[start Record list]
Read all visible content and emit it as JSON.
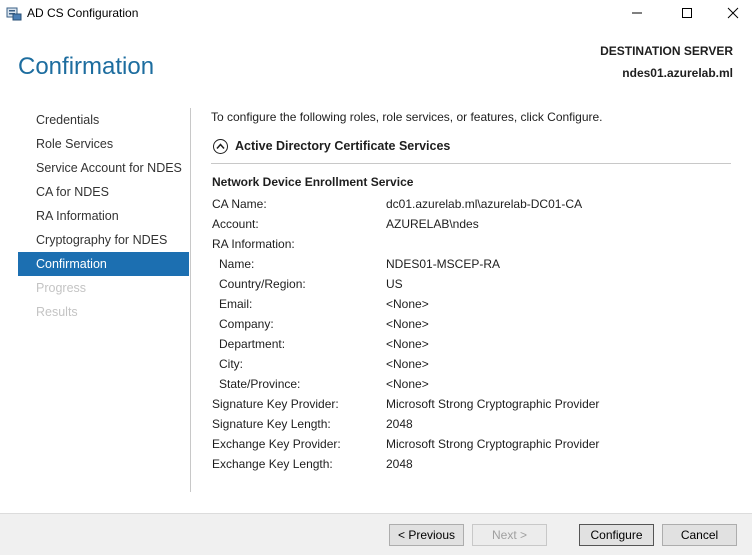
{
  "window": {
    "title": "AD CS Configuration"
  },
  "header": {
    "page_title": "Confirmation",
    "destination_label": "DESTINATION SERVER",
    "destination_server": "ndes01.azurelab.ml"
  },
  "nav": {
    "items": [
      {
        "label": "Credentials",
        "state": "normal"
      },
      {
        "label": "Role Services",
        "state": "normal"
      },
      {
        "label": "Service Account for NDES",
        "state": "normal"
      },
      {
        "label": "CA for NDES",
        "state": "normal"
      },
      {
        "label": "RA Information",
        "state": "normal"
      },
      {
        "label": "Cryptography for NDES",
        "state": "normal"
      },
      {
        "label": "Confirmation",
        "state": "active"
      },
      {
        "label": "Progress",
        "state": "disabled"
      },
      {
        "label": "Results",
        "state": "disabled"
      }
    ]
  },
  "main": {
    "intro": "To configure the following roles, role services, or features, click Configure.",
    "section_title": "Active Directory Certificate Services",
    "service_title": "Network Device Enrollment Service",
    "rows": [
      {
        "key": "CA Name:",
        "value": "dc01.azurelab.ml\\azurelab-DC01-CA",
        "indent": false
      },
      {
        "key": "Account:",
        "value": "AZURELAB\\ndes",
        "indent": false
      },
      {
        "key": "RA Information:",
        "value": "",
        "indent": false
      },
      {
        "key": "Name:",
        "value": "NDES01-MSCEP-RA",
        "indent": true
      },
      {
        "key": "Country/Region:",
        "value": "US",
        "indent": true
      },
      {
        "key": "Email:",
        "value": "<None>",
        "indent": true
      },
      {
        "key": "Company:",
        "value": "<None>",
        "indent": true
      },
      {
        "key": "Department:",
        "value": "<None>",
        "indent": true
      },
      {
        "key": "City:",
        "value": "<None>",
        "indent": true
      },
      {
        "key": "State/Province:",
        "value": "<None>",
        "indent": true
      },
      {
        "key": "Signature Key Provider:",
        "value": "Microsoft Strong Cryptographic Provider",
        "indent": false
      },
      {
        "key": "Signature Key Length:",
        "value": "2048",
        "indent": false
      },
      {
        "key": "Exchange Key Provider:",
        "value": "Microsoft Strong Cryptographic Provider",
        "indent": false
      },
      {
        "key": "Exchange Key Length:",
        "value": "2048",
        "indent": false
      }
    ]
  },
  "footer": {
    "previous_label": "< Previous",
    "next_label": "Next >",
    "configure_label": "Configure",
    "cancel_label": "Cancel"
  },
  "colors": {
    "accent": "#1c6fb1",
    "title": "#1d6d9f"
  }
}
[end Record list]
[start Record list]
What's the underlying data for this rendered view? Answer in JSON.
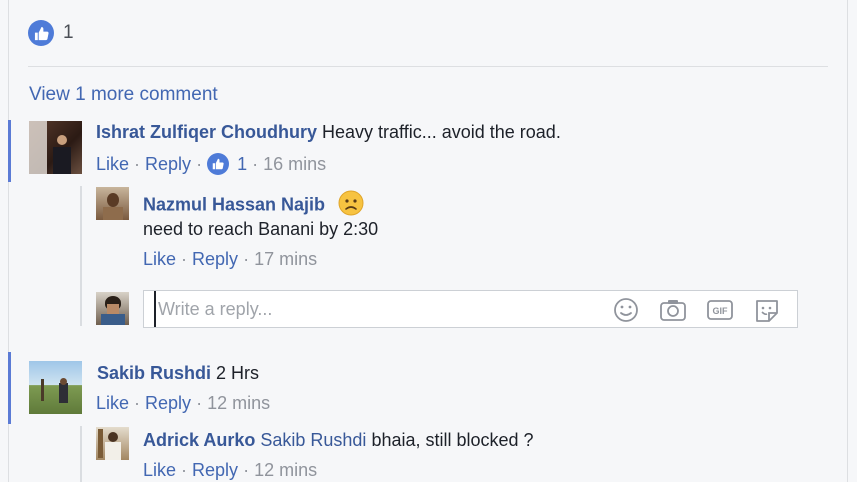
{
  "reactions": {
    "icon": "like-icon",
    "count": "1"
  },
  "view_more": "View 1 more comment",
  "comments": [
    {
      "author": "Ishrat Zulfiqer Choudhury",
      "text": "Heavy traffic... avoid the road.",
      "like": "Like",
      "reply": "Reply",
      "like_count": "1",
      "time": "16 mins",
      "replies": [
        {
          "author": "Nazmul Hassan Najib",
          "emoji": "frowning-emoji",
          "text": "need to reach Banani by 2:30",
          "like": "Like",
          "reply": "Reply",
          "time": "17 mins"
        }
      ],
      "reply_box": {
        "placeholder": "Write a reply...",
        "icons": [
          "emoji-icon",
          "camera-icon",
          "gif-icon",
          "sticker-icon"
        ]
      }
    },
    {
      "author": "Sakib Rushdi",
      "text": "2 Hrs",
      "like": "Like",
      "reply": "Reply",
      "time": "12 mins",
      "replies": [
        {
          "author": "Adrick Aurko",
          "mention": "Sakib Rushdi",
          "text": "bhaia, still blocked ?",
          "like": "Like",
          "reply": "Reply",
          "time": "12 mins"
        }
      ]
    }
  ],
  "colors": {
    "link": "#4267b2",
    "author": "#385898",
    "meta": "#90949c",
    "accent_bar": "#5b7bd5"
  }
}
[end Record list]
Required work.
Copy all the lines above that hold the string "Signature".

Exercise result.
        "key": "Signature Key Provider:",
        "key": "Signature Key Length:",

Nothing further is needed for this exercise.